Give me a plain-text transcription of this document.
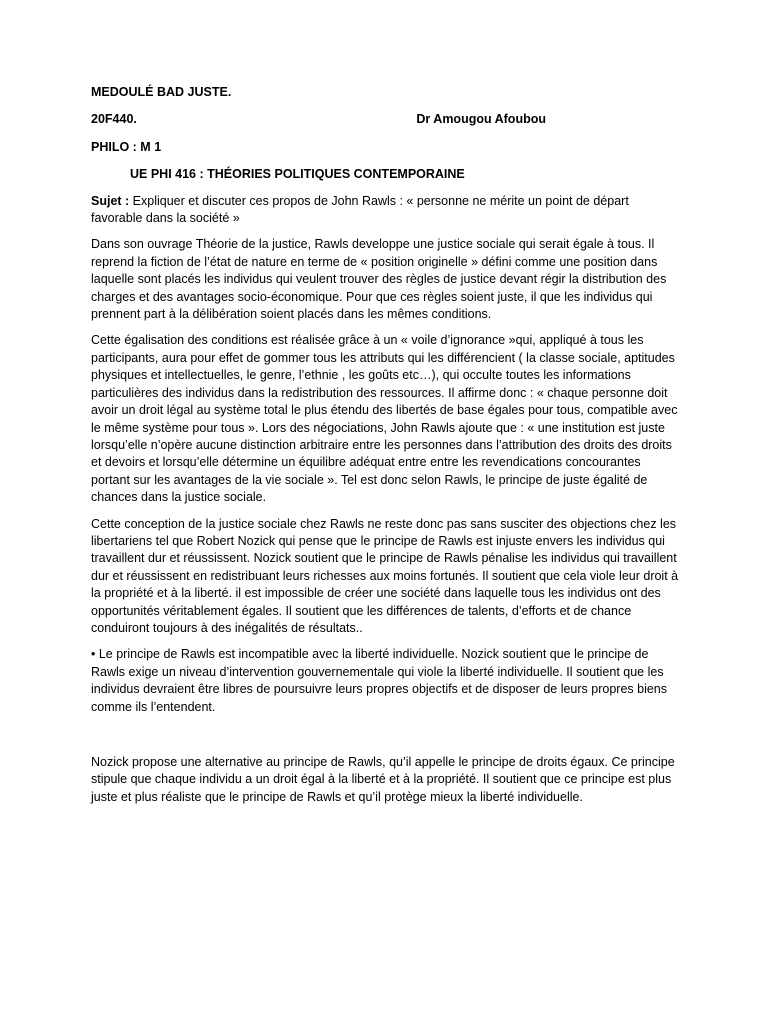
MEDOULÉ BAD JUSTE.
20F440.	Dr Amougou Afoubou
PHILO : M 1
UE PHI 416 : THÉORIES POLITIQUES CONTEMPORAINE

Sujet : Expliquer et discuter ces propos de John Rawls : « personne ne mérite un point de départ favorable dans la société »

Dans son ouvrage Théorie de la justice, Rawls developpe une justice sociale qui serait égale à tous. Il reprend la fiction de l’état de nature en terme de « position originelle » défini comme une position dans laquelle sont placés les individus qui veulent trouver des règles de justice devant régir la distribution des charges et des avantages socio-économique. Pour que ces règles soient juste, il que les individus qui prennent part à la délibération soient placés dans les mêmes conditions.

Cette égalisation des conditions est réalisée grâce à un « voile d’ignorance »qui, appliqué à tous les participants, aura pour effet de gommer tous les attributs qui les différencient ( la classe sociale, aptitudes physiques et intellectuelles, le genre, l’ethnie , les goûts etc…), qui occulte toutes les informations particulières des individus dans la redistribution des ressources. Il affirme donc : « chaque personne doit avoir un droit légal au système total le plus étendu des libertés de base égales pour tous, compatible avec le même système pour tous ». Lors des négociations, John Rawls ajoute que : « une institution est juste lorsqu’elle n’opère aucune distinction arbitraire entre les personnes dans l’attribution des droits des droits et devoirs et lorsqu’elle détermine un équilibre adéquat entre entre les revendications concourantes portant sur les avantages de la vie sociale ». Tel est donc selon Rawls, le principe de juste égalité de chances dans la justice sociale.

Cette conception de la justice sociale chez Rawls ne reste donc pas sans susciter des objections chez les libertariens tel que Robert Nozick qui pense que le principe de Rawls est injuste envers les individus qui travaillent dur et réussissent. Nozick soutient que le principe de Rawls pénalise les individus qui travaillent dur et réussissent en redistribuant leurs richesses aux moins fortunés. Il soutient que cela viole leur droit à la propriété et à la liberté. il est impossible de créer une société dans laquelle tous les individus ont des opportunités véritablement égales. Il soutient que les différences de talents, d’efforts et de chance conduiront toujours à des inégalités de résultats..

• Le principe de Rawls est incompatible avec la liberté individuelle. Nozick soutient que le principe de Rawls exige un niveau d’intervention gouvernementale qui viole la liberté individuelle. Il soutient que les individus devraient être libres de poursuivre leurs propres objectifs et de disposer de leurs propres biens comme ils l’entendent.

Nozick propose une alternative au principe de Rawls, qu’il appelle le principe de droits égaux. Ce principe stipule que chaque individu a un droit égal à la liberté et à la propriété. Il soutient que ce principe est plus juste et plus réaliste que le principe de Rawls et qu’il protège mieux la liberté individuelle.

#####

What to do
Show every line where the string "leurs" appears.

The response
Cette conception de la justice sociale chez Rawls ne reste donc pas sans susciter des objections chez les libertariens tel que Robert Nozick qui pense que le principe de Rawls est injuste envers les individus qui travaillent dur et réussissent. Nozick soutient que le principe de Rawls pénalise les individus qui travaillent dur et réussissent en redistribuant leurs richesses aux moins fortunés. Il soutient que cela viole leur droit à la propriété et à la liberté. il est impossible de créer une société dans laquelle tous les individus ont des opportunités véritablement égales. Il soutient que les différences de talents, d’efforts et de chance conduiront toujours à des inégalités de résultats..
• Le principe de Rawls est incompatible avec la liberté individuelle. Nozick soutient que le principe de Rawls exige un niveau d’intervention gouvernementale qui viole la liberté individuelle. Il soutient que les individus devraient être libres de poursuivre leurs propres objectifs et de disposer de leurs propres biens comme ils l’entendent.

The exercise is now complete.